Dataset listings of figures:
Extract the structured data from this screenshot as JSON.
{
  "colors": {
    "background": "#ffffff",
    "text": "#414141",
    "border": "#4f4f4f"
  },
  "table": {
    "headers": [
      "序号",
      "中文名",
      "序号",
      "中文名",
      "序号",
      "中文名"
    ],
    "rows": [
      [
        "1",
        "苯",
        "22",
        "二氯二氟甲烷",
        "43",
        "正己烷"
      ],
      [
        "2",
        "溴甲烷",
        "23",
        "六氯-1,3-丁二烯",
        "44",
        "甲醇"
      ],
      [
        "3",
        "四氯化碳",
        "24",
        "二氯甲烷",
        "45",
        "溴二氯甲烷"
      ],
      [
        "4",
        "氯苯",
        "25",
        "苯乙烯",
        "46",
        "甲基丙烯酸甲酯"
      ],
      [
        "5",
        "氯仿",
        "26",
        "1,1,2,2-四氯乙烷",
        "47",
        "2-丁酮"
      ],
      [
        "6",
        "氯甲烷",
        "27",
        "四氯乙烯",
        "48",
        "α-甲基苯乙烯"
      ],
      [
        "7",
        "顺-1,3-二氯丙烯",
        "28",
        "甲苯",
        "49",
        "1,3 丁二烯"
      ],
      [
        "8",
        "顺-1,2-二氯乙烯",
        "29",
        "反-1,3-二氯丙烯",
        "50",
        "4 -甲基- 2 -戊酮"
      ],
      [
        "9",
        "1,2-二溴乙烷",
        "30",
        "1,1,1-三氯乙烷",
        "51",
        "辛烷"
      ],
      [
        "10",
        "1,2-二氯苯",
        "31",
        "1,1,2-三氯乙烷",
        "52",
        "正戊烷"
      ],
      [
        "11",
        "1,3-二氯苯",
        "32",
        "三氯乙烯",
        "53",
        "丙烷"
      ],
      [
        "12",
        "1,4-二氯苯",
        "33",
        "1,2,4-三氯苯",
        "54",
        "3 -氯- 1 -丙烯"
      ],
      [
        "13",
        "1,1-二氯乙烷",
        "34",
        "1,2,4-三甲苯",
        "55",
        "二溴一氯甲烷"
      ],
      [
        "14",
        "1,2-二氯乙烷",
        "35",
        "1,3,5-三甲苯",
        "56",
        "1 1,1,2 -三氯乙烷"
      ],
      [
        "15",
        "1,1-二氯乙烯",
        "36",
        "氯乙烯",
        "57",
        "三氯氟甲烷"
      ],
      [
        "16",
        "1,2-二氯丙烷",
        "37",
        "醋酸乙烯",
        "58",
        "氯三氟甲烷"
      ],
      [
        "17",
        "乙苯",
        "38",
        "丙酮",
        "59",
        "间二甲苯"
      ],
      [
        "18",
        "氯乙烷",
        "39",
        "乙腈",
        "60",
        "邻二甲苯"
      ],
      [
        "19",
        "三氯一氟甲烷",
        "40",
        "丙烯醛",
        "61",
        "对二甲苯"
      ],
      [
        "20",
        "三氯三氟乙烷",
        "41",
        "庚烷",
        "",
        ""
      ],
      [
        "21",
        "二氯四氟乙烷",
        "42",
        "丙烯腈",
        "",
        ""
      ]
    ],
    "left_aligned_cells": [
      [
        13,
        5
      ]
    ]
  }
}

SET TASK: The entries above must be returned in full, exactly as shown.

SOLVED EXERCISE:
Extract the structured data from this screenshot as JSON.
{
  "colors": {
    "background": "#ffffff",
    "text": "#414141",
    "border": "#4f4f4f"
  },
  "table": {
    "headers": [
      "序号",
      "中文名",
      "序号",
      "中文名",
      "序号",
      "中文名"
    ],
    "rows": [
      [
        "1",
        "苯",
        "22",
        "二氯二氟甲烷",
        "43",
        "正己烷"
      ],
      [
        "2",
        "溴甲烷",
        "23",
        "六氯-1,3-丁二烯",
        "44",
        "甲醇"
      ],
      [
        "3",
        "四氯化碳",
        "24",
        "二氯甲烷",
        "45",
        "溴二氯甲烷"
      ],
      [
        "4",
        "氯苯",
        "25",
        "苯乙烯",
        "46",
        "甲基丙烯酸甲酯"
      ],
      [
        "5",
        "氯仿",
        "26",
        "1,1,2,2-四氯乙烷",
        "47",
        "2-丁酮"
      ],
      [
        "6",
        "氯甲烷",
        "27",
        "四氯乙烯",
        "48",
        "α-甲基苯乙烯"
      ],
      [
        "7",
        "顺-1,3-二氯丙烯",
        "28",
        "甲苯",
        "49",
        "1,3 丁二烯"
      ],
      [
        "8",
        "顺-1,2-二氯乙烯",
        "29",
        "反-1,3-二氯丙烯",
        "50",
        "4 -甲基- 2 -戊酮"
      ],
      [
        "9",
        "1,2-二溴乙烷",
        "30",
        "1,1,1-三氯乙烷",
        "51",
        "辛烷"
      ],
      [
        "10",
        "1,2-二氯苯",
        "31",
        "1,1,2-三氯乙烷",
        "52",
        "正戊烷"
      ],
      [
        "11",
        "1,3-二氯苯",
        "32",
        "三氯乙烯",
        "53",
        "丙烷"
      ],
      [
        "12",
        "1,4-二氯苯",
        "33",
        "1,2,4-三氯苯",
        "54",
        "3 -氯- 1 -丙烯"
      ],
      [
        "13",
        "1,1-二氯乙烷",
        "34",
        "1,2,4-三甲苯",
        "55",
        "二溴一氯甲烷"
      ],
      [
        "14",
        "1,2-二氯乙烷",
        "35",
        "1,3,5-三甲苯",
        "56",
        "1 1,1,2 -三氯乙烷"
      ],
      [
        "15",
        "1,1-二氯乙烯",
        "36",
        "氯乙烯",
        "57",
        "三氯氟甲烷"
      ],
      [
        "16",
        "1,2-二氯丙烷",
        "37",
        "醋酸乙烯",
        "58",
        "氯三氟甲烷"
      ],
      [
        "17",
        "乙苯",
        "38",
        "丙酮",
        "59",
        "间二甲苯"
      ],
      [
        "18",
        "氯乙烷",
        "39",
        "乙腈",
        "60",
        "邻二甲苯"
      ],
      [
        "19",
        "三氯一氟甲烷",
        "40",
        "丙烯醛",
        "61",
        "对二甲苯"
      ],
      [
        "20",
        "三氯三氟乙烷",
        "41",
        "庚烷",
        "",
        ""
      ],
      [
        "21",
        "二氯四氟乙烷",
        "42",
        "丙烯腈",
        "",
        ""
      ]
    ],
    "left_aligned_cells": [
      [
        13,
        5
      ]
    ]
  }
}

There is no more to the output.